[Data items]
Start

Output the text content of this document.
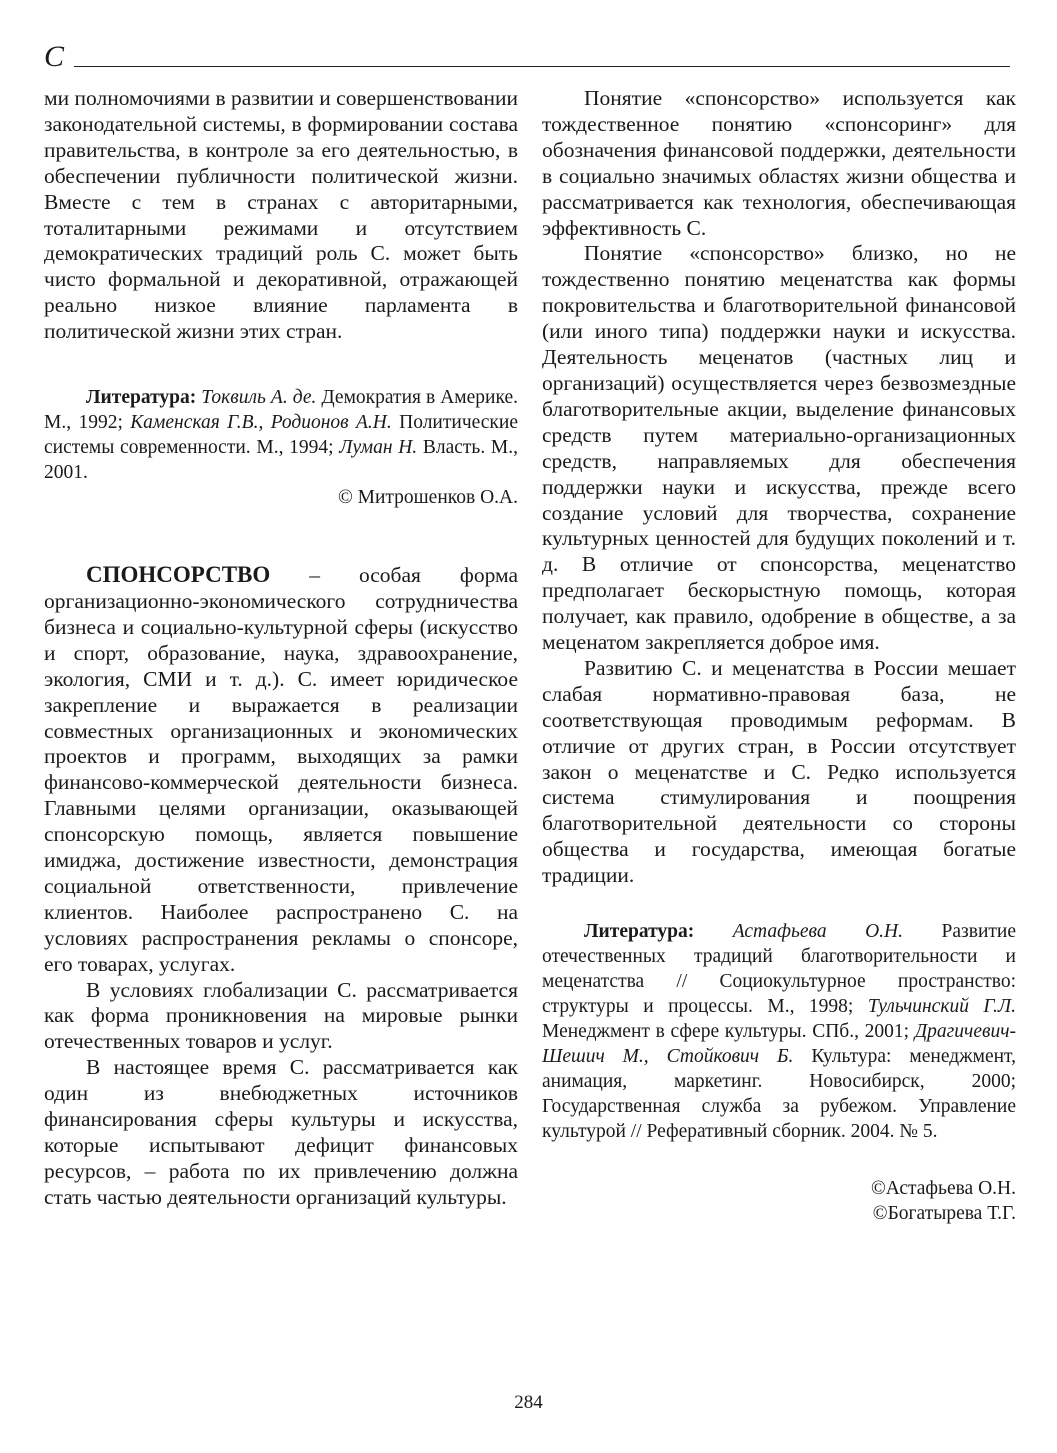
С

ми полномочиями в развитии и совершенствовании законодательной системы, в формировании состава правительства, в контроле за его деятельностью, в обеспечении публичности политической жизни. Вместе с тем в странах с авторитарными, тоталитарными режимами и отсутствием демократических традиций роль С. может быть чисто формальной и декоративной, отражающей реально низкое влияние парламента в политической жизни этих стран.

Литература: Токвиль А. де. Демократия в Америке. М., 1992; Каменская Г.В., Родионов А.Н. Политические системы современности. М., 1994; Луман Н. Власть. М., 2001.

© Митрошенков О.А.

СПОНСОРСТВО – особая форма организационно-экономического сотрудничества бизнеса и социально-культурной сферы (искусство и спорт, образование, наука, здравоохранение, экология, СМИ и т. д.). С. имеет юридическое закрепление и выражается в реализации совместных организационных и экономических проектов и программ, выходящих за рамки финансово-коммерческой деятельности бизнеса. Главными целями организации, оказывающей спонсорскую помощь, является повышение имиджа, достижение известности, демонстрация социальной ответственности, привлечение клиентов. Наиболее распространено С. на условиях распространения рекламы о спонсоре, его товарах, услугах.

В условиях глобализации С. рассматривается как форма проникновения на мировые рынки отечественных товаров и услуг.

В настоящее время С. рассматривается как один из внебюджетных источников финансирования сферы культуры и искусства, которые испытывают дефицит финансовых ресурсов, – работа по их привлечению должна стать частью деятельности организаций культуры.

Понятие «спонсорство» используется как тождественное понятию «спонсоринг» для обозначения финансовой поддержки, деятельности в социально значимых областях жизни общества и рассматривается как технология, обеспечивающая эффективность С.

Понятие «спонсорство» близко, но не тождественно понятию меценатства как формы покровительства и благотворительной финансовой (или иного типа) поддержки науки и искусства. Деятельность меценатов (частных лиц и организаций) осуществляется через безвозмездные благотворительные акции, выделение финансовых средств путем материально-организационных средств, направляемых для обеспечения поддержки науки и искусства, прежде всего создание условий для творчества, сохранение культурных ценностей для будущих поколений и т. д. В отличие от спонсорства, меценатство предполагает бескорыстную помощь, которая получает, как правило, одобрение в обществе, а за меценатом закрепляется доброе имя.

Развитию С. и меценатства в России мешает слабая нормативно-правовая база, не соответствующая проводимым реформам. В отличие от других стран, в России отсутствует закон о меценатстве и С. Редко используется система стимулирования и поощрения благотворительной деятельности со стороны общества и государства, имеющая богатые традиции.

Литература: Астафьева О.Н. Развитие отечественных традиций благотворительности и меценатства // Социокультурное пространство: структуры и процессы. М., 1998; Тульчинский Г.Л. Менеджмент в сфере культуры. СПб., 2001; Драгичевич-Шешич М., Стойкович Б. Культура: менеджмент, анимация, маркетинг. Новосибирск, 2000; Государственная служба за рубежом. Управление культурой // Реферативный сборник. 2004. № 5.

©Астафьева О.Н.

©Богатырева Т.Г.

284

End

# EXERCISE GOAL:
Set down the material above as is, without any pictures.

# TASK ANSWER:
Output the text content of this document.
С

ми полномочиями в развитии и совершенствовании законодательной системы, в формировании состава правительства, в контроле за его деятельностью, в обеспечении публичности политической жизни. Вместе с тем в странах с авторитарными, тоталитарными режимами и отсутствием демократических традиций роль С. может быть чисто формальной и декоративной, отражающей реально низкое влияние парламента в политической жизни этих стран.

Литература: Токвиль А. де. Демократия в Америке. М., 1992; Каменская Г.В., Родионов А.Н. Политические системы современности. М., 1994; Луман Н. Власть. М., 2001.

© Митрошенков О.А.

СПОНСОРСТВО – особая форма организационно-экономического сотрудничества бизнеса и социально-культурной сферы (искусство и спорт, образование, наука, здравоохранение, экология, СМИ и т. д.). С. имеет юридическое закрепление и выражается в реализации совместных организационных и экономических проектов и программ, выходящих за рамки финансово-коммерческой деятельности бизнеса. Главными целями организации, оказывающей спонсорскую помощь, является повышение имиджа, достижение известности, демонстрация социальной ответственности, привлечение клиентов. Наиболее распространено С. на условиях распространения рекламы о спонсоре, его товарах, услугах.

В условиях глобализации С. рассматривается как форма проникновения на мировые рынки отечественных товаров и услуг.

В настоящее время С. рассматривается как один из внебюджетных источников финансирования сферы культуры и искусства, которые испытывают дефицит финансовых ресурсов, – работа по их привлечению должна стать частью деятельности организаций культуры.

Понятие «спонсорство» используется как тождественное понятию «спонсоринг» для обозначения финансовой поддержки, деятельности в социально значимых областях жизни общества и рассматривается как технология, обеспечивающая эффективность С.

Понятие «спонсорство» близко, но не тождественно понятию меценатства как формы покровительства и благотворительной финансовой (или иного типа) поддержки науки и искусства. Деятельность меценатов (частных лиц и организаций) осуществляется через безвозмездные благотворительные акции, выделение финансовых средств путем материально-организационных средств, направляемых для обеспечения поддержки науки и искусства, прежде всего создание условий для творчества, сохранение культурных ценностей для будущих поколений и т. д. В отличие от спонсорства, меценатство предполагает бескорыстную помощь, которая получает, как правило, одобрение в обществе, а за меценатом закрепляется доброе имя.

Развитию С. и меценатства в России мешает слабая нормативно-правовая база, не соответствующая проводимым реформам. В отличие от других стран, в России отсутствует закон о меценатстве и С. Редко используется система стимулирования и поощрения благотворительной деятельности со стороны общества и государства, имеющая богатые традиции.

Литература: Астафьева О.Н. Развитие отечественных традиций благотворительности и меценатства // Социокультурное пространство: структуры и процессы. М., 1998; Тульчинский Г.Л. Менеджмент в сфере культуры. СПб., 2001; Драгичевич-Шешич М., Стойкович Б. Культура: менеджмент, анимация, маркетинг. Новосибирск, 2000; Государственная служба за рубежом. Управление культурой // Реферативный сборник. 2004. № 5.

©Астафьева О.Н.

©Богатырева Т.Г.

284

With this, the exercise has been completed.